• [Job]:
Below are records to transcribe exactly, without their pictures.

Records
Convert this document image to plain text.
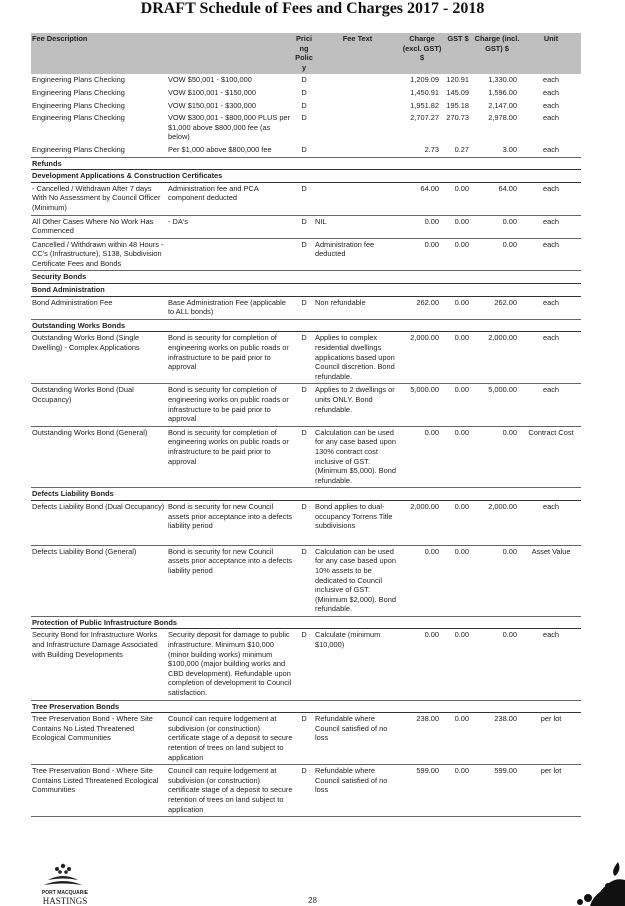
DRAFT Schedule of Fees and Charges 2017 - 2018
Fee Description		Pricing Policy	Fee Text	Charge (excl. GST) $	GST $	Charge (incl. GST) $	Unit
Engineering Plans Checking	VOW $50,001 - $100,000	D		1,209.09	120.91	1,330.00	each
Engineering Plans Checking	VOW $100,001 - $150,000	D		1,450.91	145.09	1,596.00	each
Engineering Plans Checking	VOW $150,001 - $300,000	D		1,951.82	195.18	2,147.00	each
Engineering Plans Checking	VOW $300,001 - $800,000 PLUS per $1,000 above $800,000 fee (as below)	D		2,707.27	270.73	2,978.00	each
Engineering Plans Checking	Per $1,000 above $800,000 fee	D		2.73	0.27	3.00	each
Refunds							
Development Applications & Construction Certificates							
- Cancelled / Withdrawn After 7 days With No Assessment by Council Officer (Minimum)	Administration fee and PCA component deducted	D		64.00	0.00	64.00	each
All Other Cases Where No Work Has Commenced	- DA's	D	NIL	0.00	0.00	0.00	each
Cancelled / Withdrawn within 48 Hours - CC's (Infrastructure), S138, Subdivision Certificate Fees and Bonds		D	Administration fee deducted	0.00	0.00	0.00	each
Security Bonds							
Bond Administration							
Bond Administration Fee	Base Administration Fee (applicable to ALL bonds)	D	Non refundable	262.00	0.00	262.00	each
Outstanding Works Bonds							
Outstanding Works Bond (Single Dwelling) - Complex Applications	Bond is security for completion of engineering works on public roads or infrastructure to be paid prior to approval	D	Applies to complex residential dwellings applications based upon Council discretion. Bond refundable.	2,000.00	0.00	2,000.00	each
Outstanding Works Bond (Dual Occupancy)	Bond is security for completion of engineering works on public roads or infrastructure to be paid prior to approval	D	Applies to 2 dwellings or units ONLY. Bond refundable.	5,000.00	0.00	5,000.00	each
Outstanding Works Bond (General)	Bond is security for completion of engineering works on public roads or infrastructure to be paid prior to approval	D	Calculation can be used for any case based upon 130% contract cost inclusive of GST. (Minimum $5,000). Bond refundable.	0.00	0.00	0.00	Contract Cost
Defects Liability Bonds							
Defects Liability Bond (Dual Occupancy)	Bond is security for new Council assets prior acceptance into a defects liability period	D	Bond applies to dual-occupancy Torrens Title subdivisions	2,000.00	0.00	2,000.00	each
Defects Liability Bond (General)	Bond is security for new Council assets prior acceptance into a defects liability period	D	Calculation can be used for any case based upon 10% assets to be dedicated to Council inclusive of GST. (Minimum $2,000). Bond refundable.	0.00	0.00	0.00	Asset Value
Protection of Public Infrastructure Bonds							
Security Bond for Infrastructure Works and Infrastructure Damage Associated with Building Developments	Security deposit for damage to public infrastructure. Minimum $10,000 (minor building works) minimum $100,000 (major building works and CBD development). Refundable upon completion of development to Council satisfaction.	D	Calculate (minimum $10,000)	0.00	0.00	0.00	each
Tree Preservation Bonds							
Tree Preservation Bond - Where Site Contains No Listed Threatened Ecological Communities	Council can require lodgement at subdivision (or construction) certificate stage of a deposit to secure retention of trees on land subject to application	D	Refundable where Council satisfied of no loss	238.00	0.00	238.00	per lot
Tree Preservation Bond - Where Site Contains Listed Threatened Ecological Communities	Council can require lodgement at subdivision (or construction) certificate stage of a deposit to secure retention of trees on land subject to application	D	Refundable where Council satisfied of no loss	599.00	0.00	599.00	per lot
PORT MACQUARIE
HASTINGS	28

• [Solution to this exercise]:
Convert this document image to plain text.
DRAFT Schedule of Fees and Charges 2017 - 2018
Fee Description		Pricing Policy	Fee Text	Charge (excl. GST) $	GST $	Charge (incl. GST) $	Unit
Engineering Plans Checking	VOW $50,001 - $100,000	D		1,209.09	120.91	1,330.00	each
Engineering Plans Checking	VOW $100,001 - $150,000	D		1,450.91	145.09	1,596.00	each
Engineering Plans Checking	VOW $150,001 - $300,000	D		1,951.82	195.18	2,147.00	each
Engineering Plans Checking	VOW $300,001 - $800,000 PLUS per $1,000 above $800,000 fee (as below)	D		2,707.27	270.73	2,978.00	each
Engineering Plans Checking	Per $1,000 above $800,000 fee	D		2.73	0.27	3.00	each
Refunds							
Development Applications & Construction Certificates							
- Cancelled / Withdrawn After 7 days With No Assessment by Council Officer (Minimum)	Administration fee and PCA component deducted	D		64.00	0.00	64.00	each
All Other Cases Where No Work Has Commenced	- DA's	D	NIL	0.00	0.00	0.00	each
Cancelled / Withdrawn within 48 Hours - CC's (Infrastructure), S138, Subdivision Certificate Fees and Bonds		D	Administration fee deducted	0.00	0.00	0.00	each
Security Bonds							
Bond Administration							
Bond Administration Fee	Base Administration Fee (applicable to ALL bonds)	D	Non refundable	262.00	0.00	262.00	each
Outstanding Works Bonds							
Outstanding Works Bond (Single Dwelling) - Complex Applications	Bond is security for completion of engineering works on public roads or infrastructure to be paid prior to approval	D	Applies to complex residential dwellings applications based upon Council discretion. Bond refundable.	2,000.00	0.00	2,000.00	each
Outstanding Works Bond (Dual Occupancy)	Bond is security for completion of engineering works on public roads or infrastructure to be paid prior to approval	D	Applies to 2 dwellings or units ONLY. Bond refundable.	5,000.00	0.00	5,000.00	each
Outstanding Works Bond (General)	Bond is security for completion of engineering works on public roads or infrastructure to be paid prior to approval	D	Calculation can be used for any case based upon 130% contract cost inclusive of GST. (Minimum $5,000). Bond refundable.	0.00	0.00	0.00	Contract Cost
Defects Liability Bonds							
Defects Liability Bond (Dual Occupancy)	Bond is security for new Council assets prior acceptance into a defects liability period	D	Bond applies to dual-occupancy Torrens Title subdivisions	2,000.00	0.00	2,000.00	each
Defects Liability Bond (General)	Bond is security for new Council assets prior acceptance into a defects liability period	D	Calculation can be used for any case based upon 10% assets to be dedicated to Council inclusive of GST. (Minimum $2,000). Bond refundable.	0.00	0.00	0.00	Asset Value
Protection of Public Infrastructure Bonds							
Security Bond for Infrastructure Works and Infrastructure Damage Associated with Building Developments	Security deposit for damage to public infrastructure. Minimum $10,000 (minor building works) minimum $100,000 (major building works and CBD development). Refundable upon completion of development to Council satisfaction.	D	Calculate (minimum $10,000)	0.00	0.00	0.00	each
Tree Preservation Bonds							
Tree Preservation Bond - Where Site Contains No Listed Threatened Ecological Communities	Council can require lodgement at subdivision (or construction) certificate stage of a deposit to secure retention of trees on land subject to application	D	Refundable where Council satisfied of no loss	238.00	0.00	238.00	per lot
Tree Preservation Bond - Where Site Contains Listed Threatened Ecological Communities	Council can require lodgement at subdivision (or construction) certificate stage of a deposit to secure retention of trees on land subject to application	D	Refundable where Council satisfied of no loss	599.00	0.00	599.00	per lot
PORT MACQUARIE
HASTINGS	28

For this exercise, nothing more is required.